What is being asked:
Every line of the material below in which "engineering" shows up is to be located and copied.

....

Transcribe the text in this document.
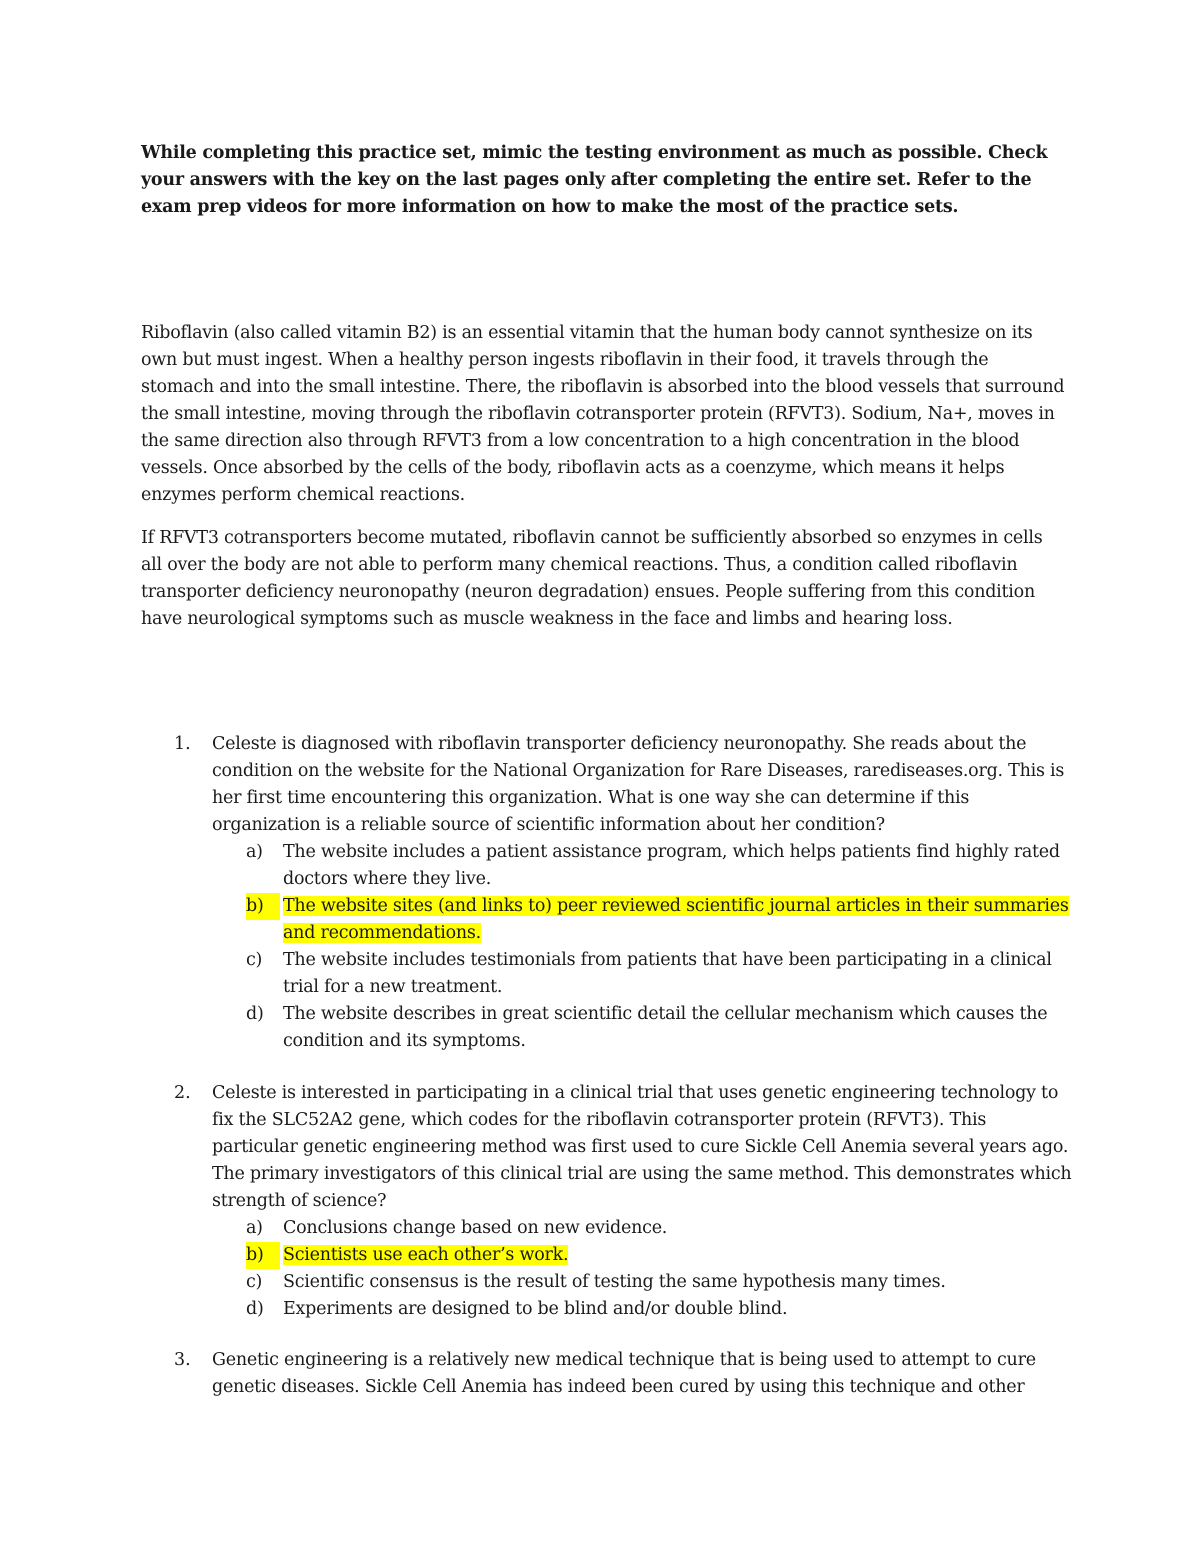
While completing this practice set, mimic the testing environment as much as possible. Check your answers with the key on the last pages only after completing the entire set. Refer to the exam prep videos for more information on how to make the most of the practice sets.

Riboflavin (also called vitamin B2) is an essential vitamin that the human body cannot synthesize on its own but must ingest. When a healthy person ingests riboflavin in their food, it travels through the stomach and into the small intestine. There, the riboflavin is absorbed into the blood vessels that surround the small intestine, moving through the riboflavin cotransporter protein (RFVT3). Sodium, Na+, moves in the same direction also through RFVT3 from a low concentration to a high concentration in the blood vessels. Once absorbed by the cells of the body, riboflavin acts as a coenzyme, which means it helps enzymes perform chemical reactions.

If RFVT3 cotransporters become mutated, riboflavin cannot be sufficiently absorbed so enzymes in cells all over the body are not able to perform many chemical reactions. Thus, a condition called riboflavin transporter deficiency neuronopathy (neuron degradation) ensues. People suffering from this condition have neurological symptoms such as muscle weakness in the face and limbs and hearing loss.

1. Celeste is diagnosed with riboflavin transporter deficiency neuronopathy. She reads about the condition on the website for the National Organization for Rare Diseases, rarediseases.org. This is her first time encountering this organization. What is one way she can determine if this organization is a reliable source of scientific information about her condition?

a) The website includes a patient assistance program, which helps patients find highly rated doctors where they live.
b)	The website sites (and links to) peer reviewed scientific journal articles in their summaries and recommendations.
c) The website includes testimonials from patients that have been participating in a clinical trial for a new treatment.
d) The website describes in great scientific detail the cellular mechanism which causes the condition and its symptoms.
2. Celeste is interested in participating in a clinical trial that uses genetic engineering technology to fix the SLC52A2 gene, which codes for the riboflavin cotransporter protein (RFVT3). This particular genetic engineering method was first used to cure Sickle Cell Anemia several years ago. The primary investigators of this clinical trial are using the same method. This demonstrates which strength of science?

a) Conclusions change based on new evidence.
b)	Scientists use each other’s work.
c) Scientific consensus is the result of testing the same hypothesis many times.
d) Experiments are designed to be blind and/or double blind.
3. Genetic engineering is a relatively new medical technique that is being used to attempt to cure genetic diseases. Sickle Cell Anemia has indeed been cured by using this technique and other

....

Answer to the exercise:
2. Celeste is interested in participating in a clinical trial that uses genetic engineering technology to fix the SLC52A2 gene, which codes for the riboflavin cotransporter protein (RFVT3). This particular genetic engineering method was first used to cure Sickle Cell Anemia several years ago. The primary investigators of this clinical trial are using the same method. This demonstrates which strength of science?
3. Genetic engineering is a relatively new medical technique that is being used to attempt to cure genetic diseases. Sickle Cell Anemia has indeed been cured by using this technique and other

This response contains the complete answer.